WHAT YOU WILL DO: Set down only those lines that fall from the line containing "Parse this screenshot: output" through the line containing "Transcribe this image's", unchanged and without pictures.

RECORDS FOR THIS EXERCISE:
▽

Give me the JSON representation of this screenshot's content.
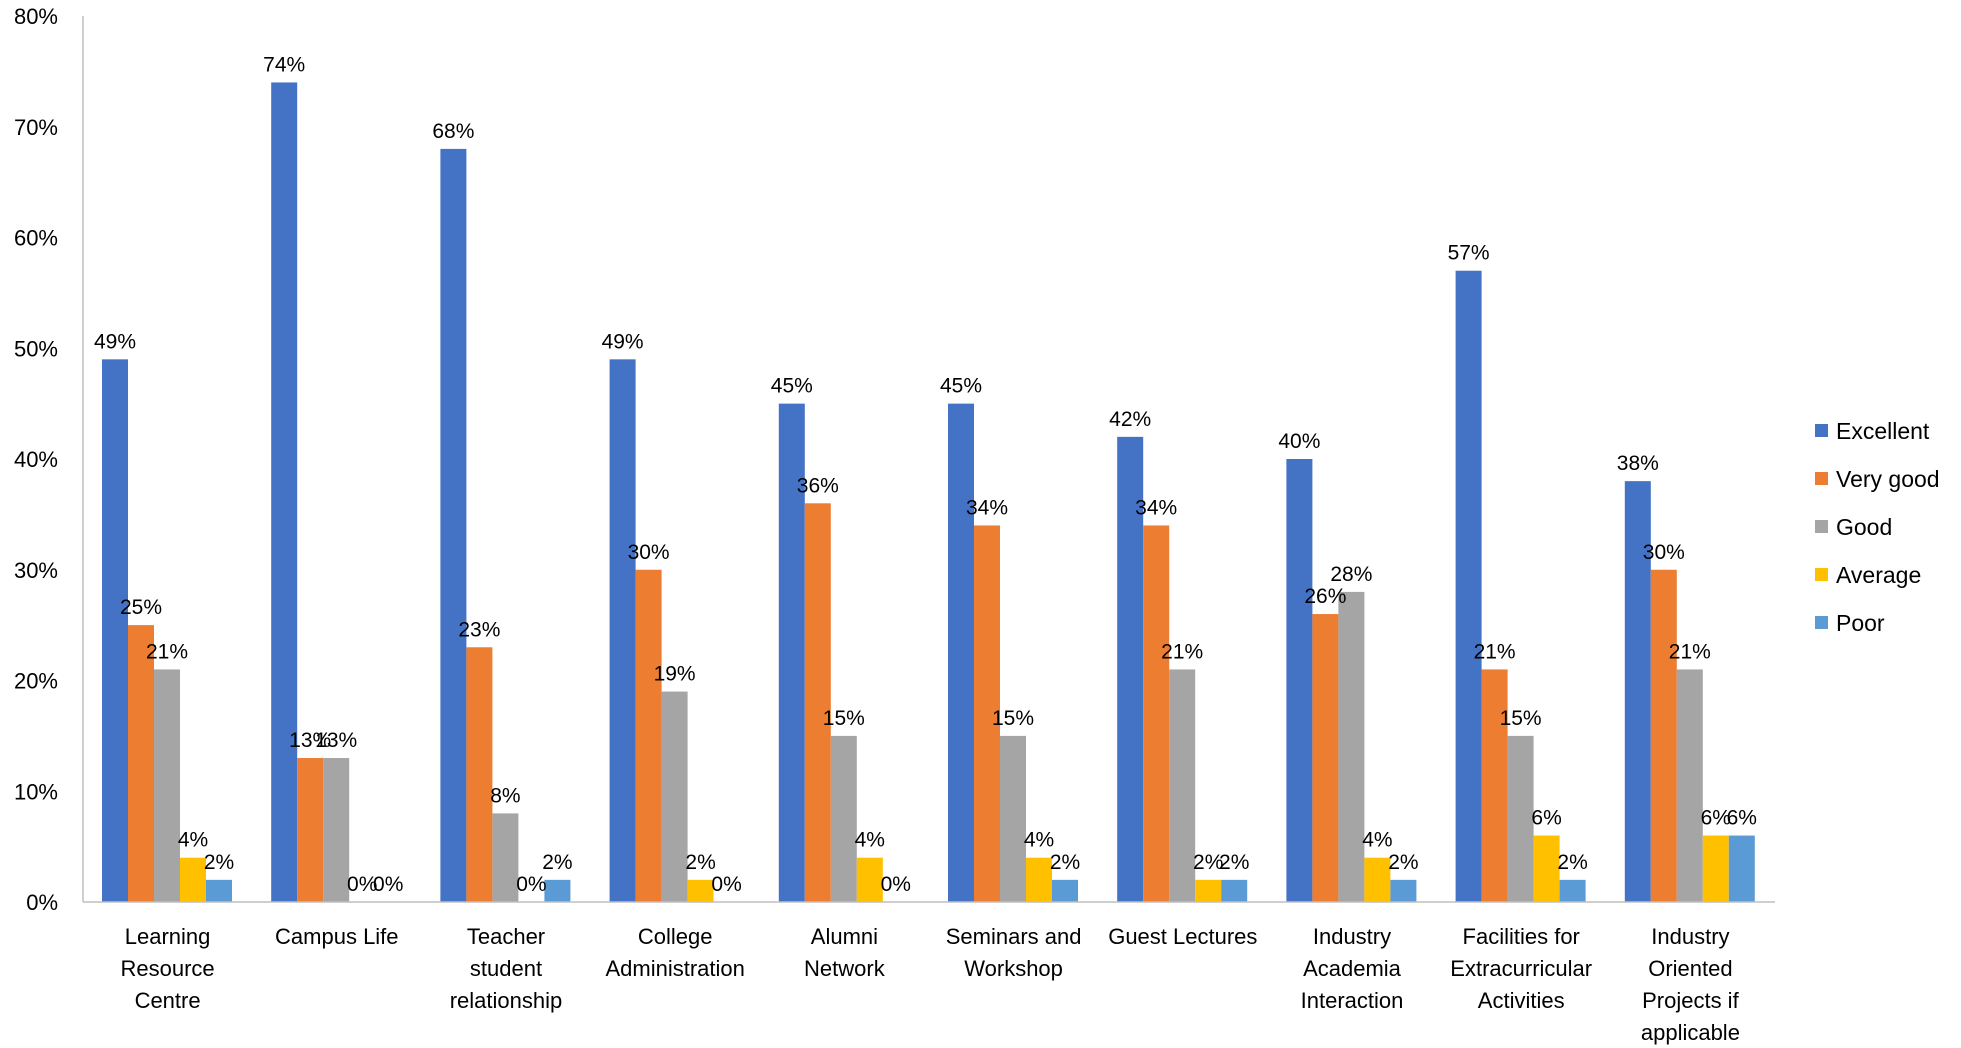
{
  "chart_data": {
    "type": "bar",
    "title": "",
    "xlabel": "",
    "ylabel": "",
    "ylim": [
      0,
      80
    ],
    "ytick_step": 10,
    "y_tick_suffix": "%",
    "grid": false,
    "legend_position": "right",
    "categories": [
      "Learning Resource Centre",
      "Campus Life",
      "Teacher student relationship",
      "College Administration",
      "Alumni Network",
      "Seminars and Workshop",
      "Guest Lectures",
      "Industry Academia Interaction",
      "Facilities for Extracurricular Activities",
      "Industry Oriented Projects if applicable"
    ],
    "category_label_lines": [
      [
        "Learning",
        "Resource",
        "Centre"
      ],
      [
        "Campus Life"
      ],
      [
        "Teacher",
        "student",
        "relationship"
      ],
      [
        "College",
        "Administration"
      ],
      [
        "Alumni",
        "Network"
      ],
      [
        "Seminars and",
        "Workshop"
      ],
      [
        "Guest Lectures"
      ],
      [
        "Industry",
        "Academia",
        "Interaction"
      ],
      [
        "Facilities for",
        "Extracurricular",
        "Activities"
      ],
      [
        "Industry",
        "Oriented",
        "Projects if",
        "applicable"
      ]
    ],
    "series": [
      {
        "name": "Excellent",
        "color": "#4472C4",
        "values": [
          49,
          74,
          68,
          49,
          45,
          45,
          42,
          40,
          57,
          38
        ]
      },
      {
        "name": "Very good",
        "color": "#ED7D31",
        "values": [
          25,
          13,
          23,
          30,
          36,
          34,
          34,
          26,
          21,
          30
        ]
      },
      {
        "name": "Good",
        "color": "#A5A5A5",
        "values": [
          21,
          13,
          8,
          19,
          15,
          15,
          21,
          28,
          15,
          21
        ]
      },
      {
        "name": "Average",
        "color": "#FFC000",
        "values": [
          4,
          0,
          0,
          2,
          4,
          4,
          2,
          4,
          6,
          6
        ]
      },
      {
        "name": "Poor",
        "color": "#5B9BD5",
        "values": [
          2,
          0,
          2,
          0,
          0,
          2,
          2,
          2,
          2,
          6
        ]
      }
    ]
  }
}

△
▽

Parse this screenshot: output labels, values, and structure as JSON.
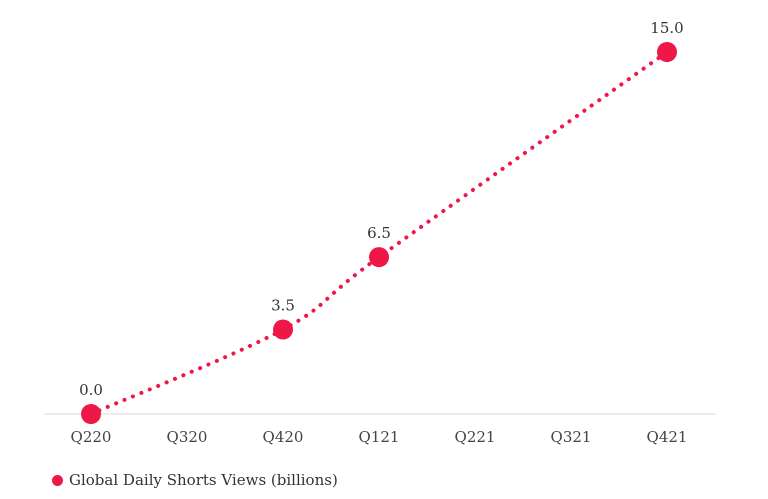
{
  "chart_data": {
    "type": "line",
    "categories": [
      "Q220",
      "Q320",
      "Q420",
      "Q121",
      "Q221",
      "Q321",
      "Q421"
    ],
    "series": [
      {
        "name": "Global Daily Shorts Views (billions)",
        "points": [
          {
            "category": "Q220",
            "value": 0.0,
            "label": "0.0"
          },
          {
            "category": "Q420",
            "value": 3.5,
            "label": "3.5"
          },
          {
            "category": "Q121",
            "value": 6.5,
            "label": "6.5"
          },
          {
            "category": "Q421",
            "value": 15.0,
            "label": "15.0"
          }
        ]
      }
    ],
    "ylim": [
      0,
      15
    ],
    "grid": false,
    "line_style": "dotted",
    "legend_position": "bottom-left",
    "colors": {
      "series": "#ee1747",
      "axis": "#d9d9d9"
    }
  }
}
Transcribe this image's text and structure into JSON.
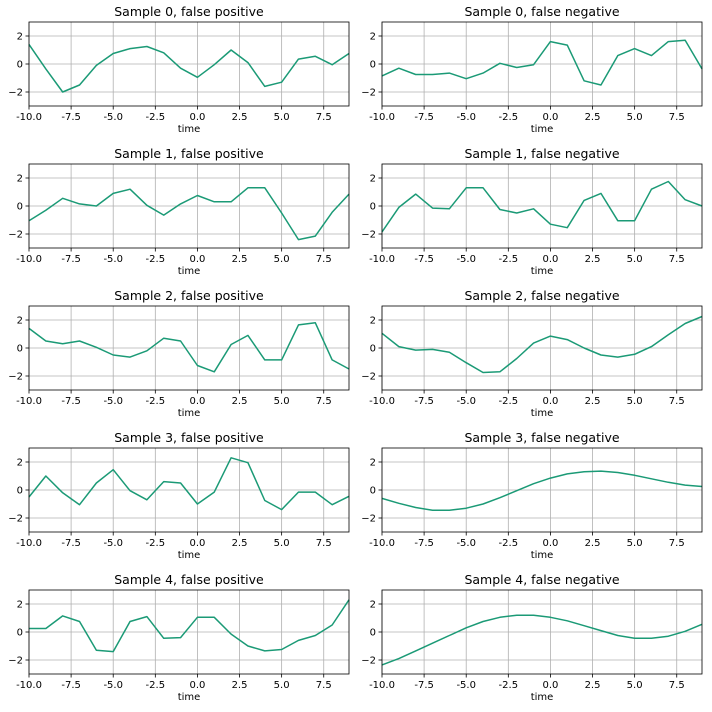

△

RESPONSE FOR THIS EXERCISE:
Parse this screenshot: output labels, values, and structure as JSON.
{
  "chart_data": {
    "type": "line",
    "categories": [
      "Q220",
      "Q320",
      "Q420",
      "Q121",
      "Q221",
      "Q321",
      "Q421"
    ],
    "series": [
      {
        "name": "Global Daily Shorts Views (billions)",
        "points": [
          {
            "category": "Q220",
            "value": 0.0,
            "label": "0.0"
          },
          {
            "category": "Q420",
            "value": 3.5,
            "label": "3.5"
          },
          {
            "category": "Q121",
            "value": 6.5,
            "label": "6.5"
          },
          {
            "category": "Q421",
            "value": 15.0,
            "label": "15.0"
          }
        ]
      }
    ],
    "ylim": [
      0,
      15
    ],
    "grid": false,
    "line_style": "dotted",
    "legend_position": "bottom-left",
    "colors": {
      "series": "#ee1747",
      "axis": "#d9d9d9"
    }
  }
}
Transcribe this image's text and structure into JSON.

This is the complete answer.